[Coordinate annotation records]
>> BEGIN

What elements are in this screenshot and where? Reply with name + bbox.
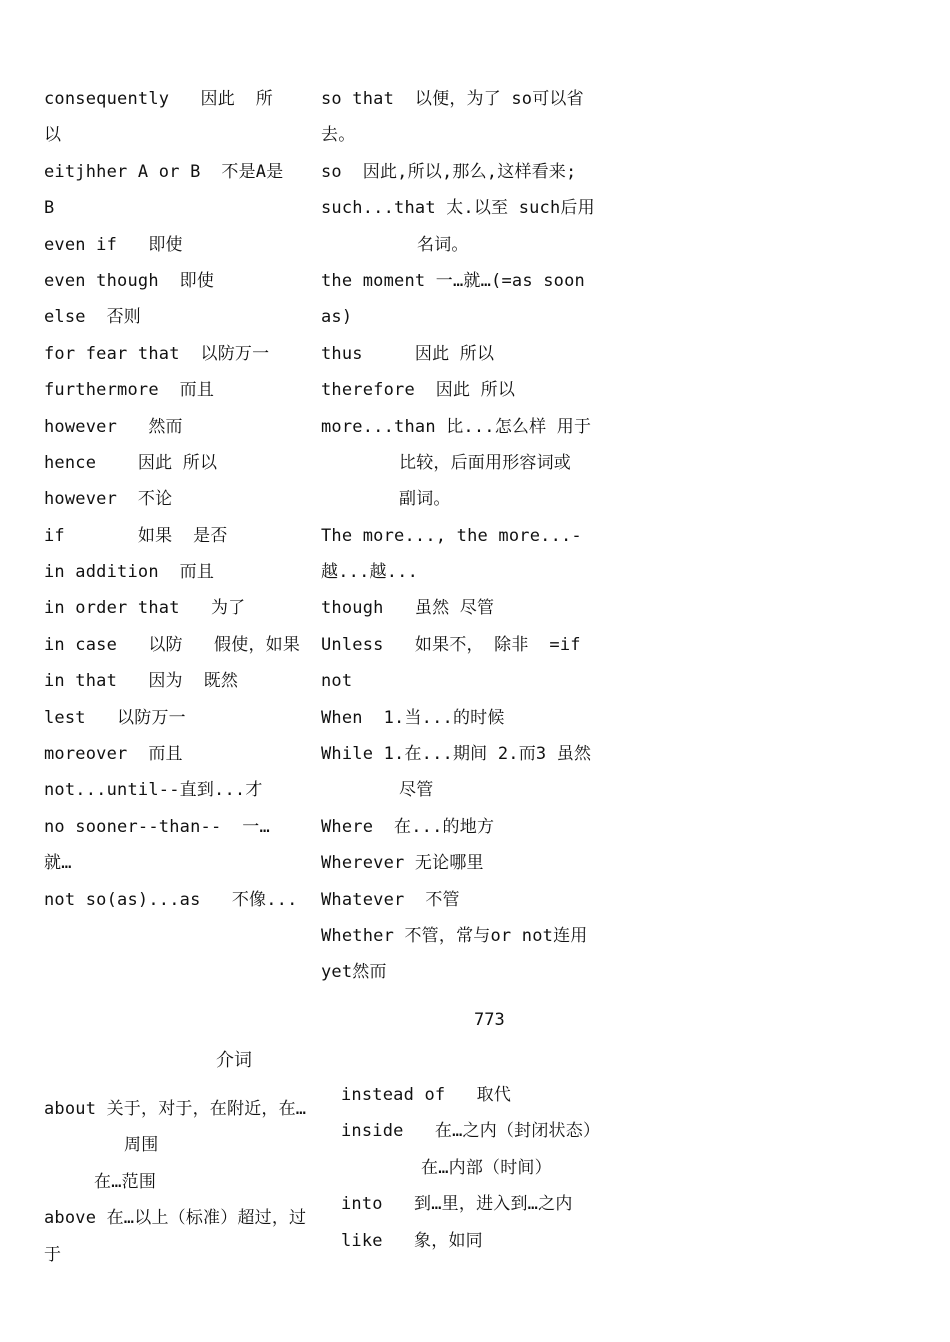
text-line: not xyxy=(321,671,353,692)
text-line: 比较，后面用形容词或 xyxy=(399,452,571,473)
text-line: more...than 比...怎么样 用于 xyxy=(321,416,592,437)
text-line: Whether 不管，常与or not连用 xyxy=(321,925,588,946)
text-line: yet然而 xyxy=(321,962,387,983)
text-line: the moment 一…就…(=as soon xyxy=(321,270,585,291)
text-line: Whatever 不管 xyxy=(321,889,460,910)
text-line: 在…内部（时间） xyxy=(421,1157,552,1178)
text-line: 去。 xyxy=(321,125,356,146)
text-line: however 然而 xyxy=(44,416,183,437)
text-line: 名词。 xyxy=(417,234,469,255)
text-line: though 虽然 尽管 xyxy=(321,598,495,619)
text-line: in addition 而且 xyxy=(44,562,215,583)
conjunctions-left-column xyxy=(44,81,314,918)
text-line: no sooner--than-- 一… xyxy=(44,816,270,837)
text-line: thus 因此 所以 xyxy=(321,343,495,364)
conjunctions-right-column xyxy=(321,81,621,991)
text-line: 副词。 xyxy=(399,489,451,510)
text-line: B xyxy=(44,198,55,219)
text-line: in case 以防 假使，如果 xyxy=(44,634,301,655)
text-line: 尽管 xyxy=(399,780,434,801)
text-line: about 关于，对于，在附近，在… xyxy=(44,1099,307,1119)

>> END

_What is needed:_
Output the lines again with no changes, beginning at the line with "text-line: not xyxy=(321,671,353,692)" and continuing through the line with "text-line: 尽管 xyxy=(399,780,434,801)".

_Answer for this exercise:_
text-line: not xyxy=(321,671,353,692)
text-line: 比较，后面用形容词或 xyxy=(399,452,571,473)
text-line: more...than 比...怎么样 用于 xyxy=(321,416,592,437)
text-line: Whether 不管，常与or not连用 xyxy=(321,925,588,946)
text-line: yet然而 xyxy=(321,962,387,983)
text-line: the moment 一…就…(=as soon xyxy=(321,270,585,291)
text-line: Whatever 不管 xyxy=(321,889,460,910)
text-line: 在…内部（时间） xyxy=(421,1157,552,1178)
text-line: 去。 xyxy=(321,125,356,146)
text-line: however 然而 xyxy=(44,416,183,437)
text-line: 名词。 xyxy=(417,234,469,255)
text-line: though 虽然 尽管 xyxy=(321,598,495,619)
text-line: in addition 而且 xyxy=(44,562,215,583)
conjunctions-left-column xyxy=(44,81,314,918)
text-line: no sooner--than-- 一… xyxy=(44,816,270,837)
text-line: thus 因此 所以 xyxy=(321,343,495,364)
conjunctions-right-column xyxy=(321,81,621,991)
text-line: 副词。 xyxy=(399,489,451,510)
text-line: B xyxy=(44,198,55,219)
text-line: in case 以防 假使，如果 xyxy=(44,634,301,655)
text-line: 尽管 xyxy=(399,780,434,801)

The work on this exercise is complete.